#### INSTRUCTIONS TO FOLLOW:
Below is a block of records; return all of them exactly, but without the images.

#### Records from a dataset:

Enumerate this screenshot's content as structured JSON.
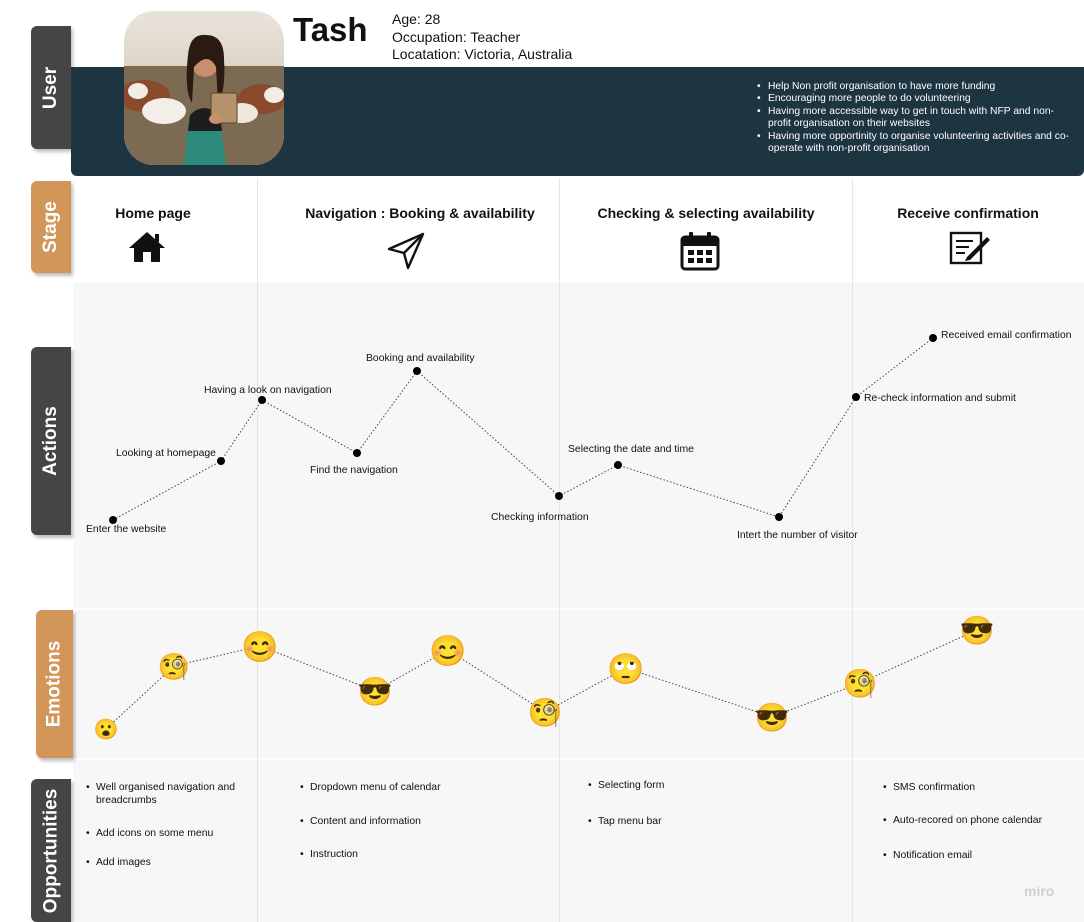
{
  "side_tabs": {
    "user": "User",
    "stage": "Stage",
    "actions": "Actions",
    "emotions": "Emotions",
    "opportunities": "Opportunities"
  },
  "persona": {
    "name": "Tash",
    "age_label": "Age:",
    "age": "28",
    "occupation_label": "Occupation:",
    "occupation": "Teacher",
    "location_label": "Locatation:",
    "location": "Victoria, Australia",
    "goals": [
      "Help Non profit organisation to have more funding",
      "Encouraging more people to do volunteering",
      "Having more accessible way to get in touch with NFP and non-profit organisation on their websites",
      "Having more opportinity to organise volunteering activities and co-operate with non-profit organisation"
    ]
  },
  "stages": [
    {
      "title": "Home page",
      "icon": "home-icon"
    },
    {
      "title": "Navigation : Booking & availability",
      "icon": "paper-plane-icon"
    },
    {
      "title": "Checking & selecting availability",
      "icon": "calendar-icon"
    },
    {
      "title": "Receive confirmation",
      "icon": "edit-form-icon"
    }
  ],
  "actions": [
    "Enter the website",
    "Looking at homepage",
    "Having a look on navigation",
    "Find the navigation",
    "Booking and availability",
    "Checking information",
    "Selecting the date and time",
    "Intert the number of visitor",
    "Re-check information and submit",
    "Received email confirmation"
  ],
  "emotions": [
    {
      "emoji": "😮",
      "name": "surprised"
    },
    {
      "emoji": "🧐",
      "name": "inspecting"
    },
    {
      "emoji": "😊",
      "name": "happy"
    },
    {
      "emoji": "😎",
      "name": "cool"
    },
    {
      "emoji": "😊",
      "name": "happy"
    },
    {
      "emoji": "🧐",
      "name": "inspecting"
    },
    {
      "emoji": "🙄",
      "name": "eye-roll"
    },
    {
      "emoji": "😎",
      "name": "cool"
    },
    {
      "emoji": "🧐",
      "name": "inspecting"
    },
    {
      "emoji": "😎",
      "name": "cool"
    }
  ],
  "opportunities": [
    [
      "Well organised navigation and breadcrumbs",
      "Add icons on some menu",
      "Add images"
    ],
    [
      "Dropdown menu of calendar",
      "Content and information",
      "Instruction"
    ],
    [
      "Selecting form",
      "Tap menu bar"
    ],
    [
      "SMS confirmation",
      "Auto-recored on phone calendar",
      "Notification email"
    ]
  ],
  "watermark": "miro",
  "colors": {
    "persona_bar": "#1d3441",
    "tab_dark": "#454545",
    "tab_orange": "#d39659"
  }
}
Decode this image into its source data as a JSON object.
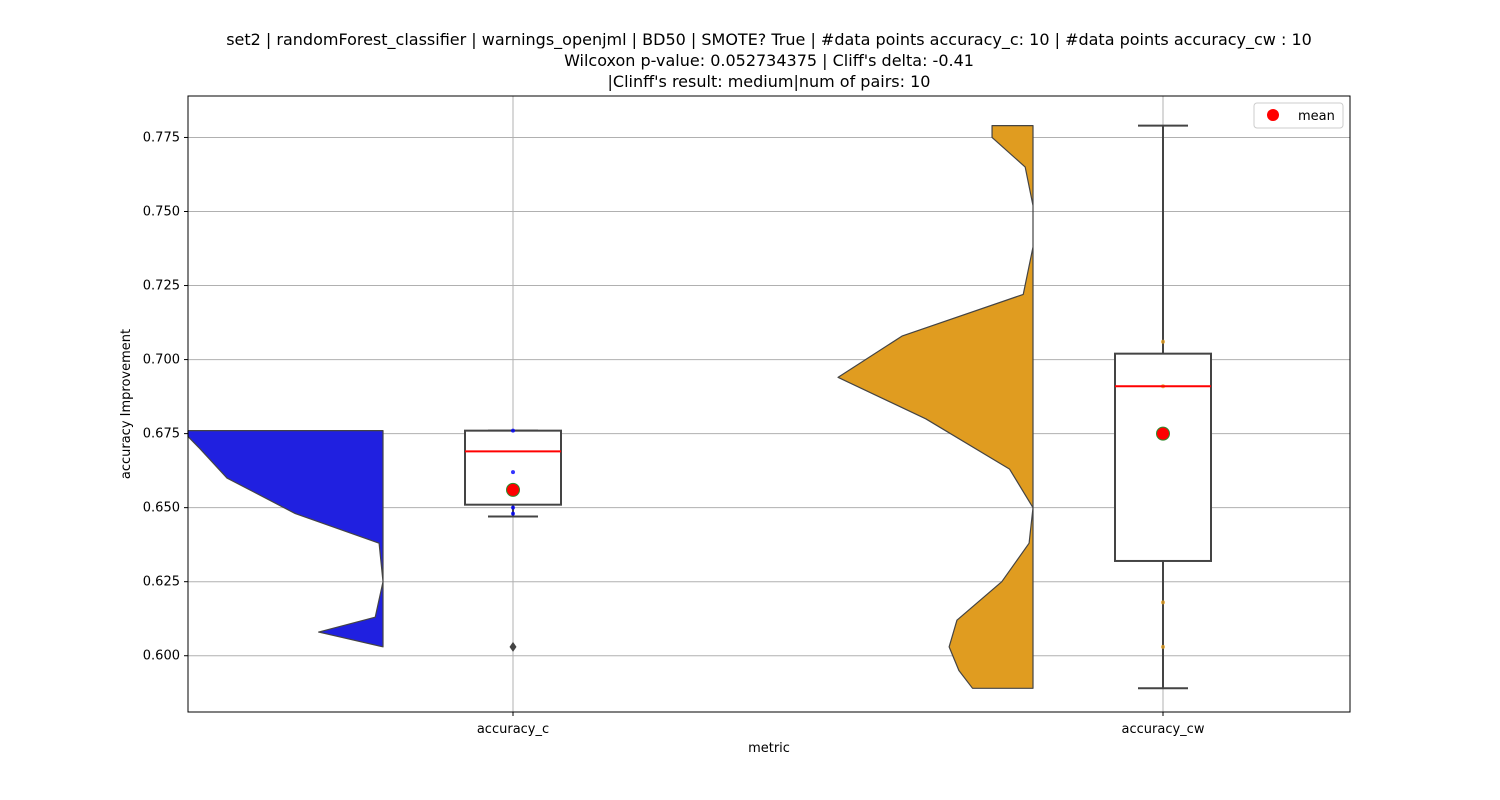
{
  "chart_data": {
    "type": "violin+box",
    "title_lines": [
      "set2 | randomForest_classifier | warnings_openjml | BD50 | SMOTE? True | #data points accuracy_c: 10 | #data points accuracy_cw : 10",
      "Wilcoxon p-value: 0.052734375 | Cliff's delta: -0.41",
      "|Clinff's result: medium|num of pairs: 10"
    ],
    "xlabel": "metric",
    "ylabel": "accuracy Improvement",
    "categories": [
      "accuracy_c",
      "accuracy_cw"
    ],
    "ylim": [
      0.581,
      0.789
    ],
    "yticks": [
      0.6,
      0.625,
      0.65,
      0.675,
      0.7,
      0.725,
      0.75,
      0.775
    ],
    "ytick_labels": [
      "0.600",
      "0.625",
      "0.650",
      "0.675",
      "0.700",
      "0.725",
      "0.750",
      "0.775"
    ],
    "grid": true,
    "legend": {
      "position": "top-right",
      "label": "mean",
      "marker_color": "#ff0000"
    },
    "series": [
      {
        "category": "accuracy_c",
        "violin_color": "#2020e0",
        "points_color": "#0000ff",
        "violin_range": [
          0.603,
          0.676
        ],
        "violin_profile": [
          [
            0.603,
            0.0
          ],
          [
            0.608,
            0.33
          ],
          [
            0.613,
            0.04
          ],
          [
            0.625,
            0.0
          ],
          [
            0.638,
            0.02
          ],
          [
            0.648,
            0.45
          ],
          [
            0.66,
            0.8
          ],
          [
            0.67,
            0.94
          ],
          [
            0.674,
            1.0
          ],
          [
            0.676,
            1.0
          ]
        ],
        "box": {
          "q1": 0.651,
          "median": 0.669,
          "q3": 0.676,
          "whisker_low": 0.647,
          "whisker_high": 0.676
        },
        "mean": 0.656,
        "outliers": [
          0.603
        ],
        "points": [
          0.676,
          0.662,
          0.65,
          0.648
        ]
      },
      {
        "category": "accuracy_cw",
        "violin_color": "#e09c20",
        "points_color": "#e09c20",
        "violin_range": [
          0.589,
          0.779
        ],
        "violin_profile": [
          [
            0.589,
            0.31
          ],
          [
            0.595,
            0.38
          ],
          [
            0.603,
            0.43
          ],
          [
            0.612,
            0.39
          ],
          [
            0.625,
            0.16
          ],
          [
            0.638,
            0.02
          ],
          [
            0.65,
            0.0
          ],
          [
            0.663,
            0.12
          ],
          [
            0.68,
            0.55
          ],
          [
            0.694,
            1.0
          ],
          [
            0.708,
            0.67
          ],
          [
            0.722,
            0.05
          ],
          [
            0.738,
            0.0
          ],
          [
            0.752,
            0.0
          ],
          [
            0.765,
            0.04
          ],
          [
            0.775,
            0.21
          ],
          [
            0.779,
            0.21
          ]
        ],
        "box": {
          "q1": 0.632,
          "median": 0.691,
          "q3": 0.702,
          "whisker_low": 0.589,
          "whisker_high": 0.779
        },
        "mean": 0.675,
        "outliers": [],
        "points": [
          0.706,
          0.691,
          0.618,
          0.603
        ]
      }
    ]
  }
}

#### SOLUTION FOR THIS PROBLEM:
Enumerate this screenshot's content as structured JSON.
{
  "side_tabs": {
    "user": "User",
    "stage": "Stage",
    "actions": "Actions",
    "emotions": "Emotions",
    "opportunities": "Opportunities"
  },
  "persona": {
    "name": "Tash",
    "age_label": "Age:",
    "age": "28",
    "occupation_label": "Occupation:",
    "occupation": "Teacher",
    "location_label": "Locatation:",
    "location": "Victoria, Australia",
    "goals": [
      "Help Non profit organisation to have more funding",
      "Encouraging more people to do volunteering",
      "Having more accessible way to get in touch with NFP and non-profit organisation on their websites",
      "Having more opportinity to organise volunteering activities and co-operate with non-profit organisation"
    ]
  },
  "stages": [
    {
      "title": "Home page",
      "icon": "home-icon"
    },
    {
      "title": "Navigation : Booking & availability",
      "icon": "paper-plane-icon"
    },
    {
      "title": "Checking & selecting availability",
      "icon": "calendar-icon"
    },
    {
      "title": "Receive confirmation",
      "icon": "edit-form-icon"
    }
  ],
  "actions": [
    "Enter the website",
    "Looking at homepage",
    "Having a look on navigation",
    "Find the navigation",
    "Booking and availability",
    "Checking information",
    "Selecting the date and time",
    "Intert the number of visitor",
    "Re-check information and submit",
    "Received email confirmation"
  ],
  "emotions": [
    {
      "emoji": "😮",
      "name": "surprised"
    },
    {
      "emoji": "🧐",
      "name": "inspecting"
    },
    {
      "emoji": "😊",
      "name": "happy"
    },
    {
      "emoji": "😎",
      "name": "cool"
    },
    {
      "emoji": "😊",
      "name": "happy"
    },
    {
      "emoji": "🧐",
      "name": "inspecting"
    },
    {
      "emoji": "🙄",
      "name": "eye-roll"
    },
    {
      "emoji": "😎",
      "name": "cool"
    },
    {
      "emoji": "🧐",
      "name": "inspecting"
    },
    {
      "emoji": "😎",
      "name": "cool"
    }
  ],
  "opportunities": [
    [
      "Well organised navigation and breadcrumbs",
      "Add icons on some menu",
      "Add images"
    ],
    [
      "Dropdown menu of calendar",
      "Content and information",
      "Instruction"
    ],
    [
      "Selecting form",
      "Tap menu bar"
    ],
    [
      "SMS confirmation",
      "Auto-recored on phone calendar",
      "Notification email"
    ]
  ],
  "watermark": "miro",
  "colors": {
    "persona_bar": "#1d3441",
    "tab_dark": "#454545",
    "tab_orange": "#d39659"
  }
}
Decode this image into its source data as a JSON object.
{
  "chart_data": {
    "type": "violin+box",
    "title_lines": [
      "set2 | randomForest_classifier | warnings_openjml | BD50 | SMOTE? True | #data points accuracy_c: 10 | #data points accuracy_cw : 10",
      "Wilcoxon p-value: 0.052734375 | Cliff's delta: -0.41",
      "|Clinff's result: medium|num of pairs: 10"
    ],
    "xlabel": "metric",
    "ylabel": "accuracy Improvement",
    "categories": [
      "accuracy_c",
      "accuracy_cw"
    ],
    "ylim": [
      0.581,
      0.789
    ],
    "yticks": [
      0.6,
      0.625,
      0.65,
      0.675,
      0.7,
      0.725,
      0.75,
      0.775
    ],
    "ytick_labels": [
      "0.600",
      "0.625",
      "0.650",
      "0.675",
      "0.700",
      "0.725",
      "0.750",
      "0.775"
    ],
    "grid": true,
    "legend": {
      "position": "top-right",
      "label": "mean",
      "marker_color": "#ff0000"
    },
    "series": [
      {
        "category": "accuracy_c",
        "violin_color": "#2020e0",
        "points_color": "#0000ff",
        "violin_range": [
          0.603,
          0.676
        ],
        "violin_profile": [
          [
            0.603,
            0.0
          ],
          [
            0.608,
            0.33
          ],
          [
            0.613,
            0.04
          ],
          [
            0.625,
            0.0
          ],
          [
            0.638,
            0.02
          ],
          [
            0.648,
            0.45
          ],
          [
            0.66,
            0.8
          ],
          [
            0.67,
            0.94
          ],
          [
            0.674,
            1.0
          ],
          [
            0.676,
            1.0
          ]
        ],
        "box": {
          "q1": 0.651,
          "median": 0.669,
          "q3": 0.676,
          "whisker_low": 0.647,
          "whisker_high": 0.676
        },
        "mean": 0.656,
        "outliers": [
          0.603
        ],
        "points": [
          0.676,
          0.662,
          0.65,
          0.648
        ]
      },
      {
        "category": "accuracy_cw",
        "violin_color": "#e09c20",
        "points_color": "#e09c20",
        "violin_range": [
          0.589,
          0.779
        ],
        "violin_profile": [
          [
            0.589,
            0.31
          ],
          [
            0.595,
            0.38
          ],
          [
            0.603,
            0.43
          ],
          [
            0.612,
            0.39
          ],
          [
            0.625,
            0.16
          ],
          [
            0.638,
            0.02
          ],
          [
            0.65,
            0.0
          ],
          [
            0.663,
            0.12
          ],
          [
            0.68,
            0.55
          ],
          [
            0.694,
            1.0
          ],
          [
            0.708,
            0.67
          ],
          [
            0.722,
            0.05
          ],
          [
            0.738,
            0.0
          ],
          [
            0.752,
            0.0
          ],
          [
            0.765,
            0.04
          ],
          [
            0.775,
            0.21
          ],
          [
            0.779,
            0.21
          ]
        ],
        "box": {
          "q1": 0.632,
          "median": 0.691,
          "q3": 0.702,
          "whisker_low": 0.589,
          "whisker_high": 0.779
        },
        "mean": 0.675,
        "outliers": [],
        "points": [
          0.706,
          0.691,
          0.618,
          0.603
        ]
      }
    ]
  }
}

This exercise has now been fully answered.